# Stated problem:
Copy every line from the records below that holds the word "informe".

# Dataset items:
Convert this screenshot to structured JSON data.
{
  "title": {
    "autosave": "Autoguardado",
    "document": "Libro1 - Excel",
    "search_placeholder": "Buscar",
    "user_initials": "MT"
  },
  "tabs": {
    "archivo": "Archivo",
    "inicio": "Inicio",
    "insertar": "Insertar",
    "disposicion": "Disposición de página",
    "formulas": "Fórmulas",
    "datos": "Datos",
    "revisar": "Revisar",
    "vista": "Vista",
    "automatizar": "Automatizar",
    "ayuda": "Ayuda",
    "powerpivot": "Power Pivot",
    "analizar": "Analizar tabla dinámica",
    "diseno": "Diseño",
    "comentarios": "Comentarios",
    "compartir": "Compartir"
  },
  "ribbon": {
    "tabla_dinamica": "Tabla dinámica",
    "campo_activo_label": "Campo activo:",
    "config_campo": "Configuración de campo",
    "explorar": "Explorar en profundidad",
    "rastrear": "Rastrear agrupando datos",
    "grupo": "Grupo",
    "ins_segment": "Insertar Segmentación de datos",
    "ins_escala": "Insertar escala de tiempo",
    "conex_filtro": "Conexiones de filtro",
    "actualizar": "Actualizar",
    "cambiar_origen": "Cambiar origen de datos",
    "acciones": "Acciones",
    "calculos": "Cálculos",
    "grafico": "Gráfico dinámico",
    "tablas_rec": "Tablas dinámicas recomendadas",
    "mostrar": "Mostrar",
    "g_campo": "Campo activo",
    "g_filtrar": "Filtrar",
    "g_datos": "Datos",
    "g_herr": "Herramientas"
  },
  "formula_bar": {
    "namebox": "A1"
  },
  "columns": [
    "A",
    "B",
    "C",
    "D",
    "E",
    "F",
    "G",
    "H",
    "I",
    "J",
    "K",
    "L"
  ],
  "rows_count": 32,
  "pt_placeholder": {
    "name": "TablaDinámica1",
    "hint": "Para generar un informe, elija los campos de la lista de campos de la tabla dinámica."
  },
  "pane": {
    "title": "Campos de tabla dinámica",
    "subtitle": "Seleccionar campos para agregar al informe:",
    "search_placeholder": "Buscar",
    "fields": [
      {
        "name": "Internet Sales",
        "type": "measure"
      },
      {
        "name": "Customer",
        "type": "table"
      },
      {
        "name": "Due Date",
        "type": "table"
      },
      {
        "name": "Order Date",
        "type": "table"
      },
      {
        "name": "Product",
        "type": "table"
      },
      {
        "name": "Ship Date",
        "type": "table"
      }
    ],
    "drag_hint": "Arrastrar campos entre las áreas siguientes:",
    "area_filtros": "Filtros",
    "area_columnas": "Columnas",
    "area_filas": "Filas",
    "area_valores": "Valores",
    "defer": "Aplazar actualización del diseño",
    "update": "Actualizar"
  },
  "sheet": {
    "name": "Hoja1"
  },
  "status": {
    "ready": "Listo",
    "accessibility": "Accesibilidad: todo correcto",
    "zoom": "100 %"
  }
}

# In response:
    "hint": "Para generar un informe, elija los campos de la lista de campos de la tabla dinámica."
    "subtitle": "Seleccionar campos para agregar al informe:",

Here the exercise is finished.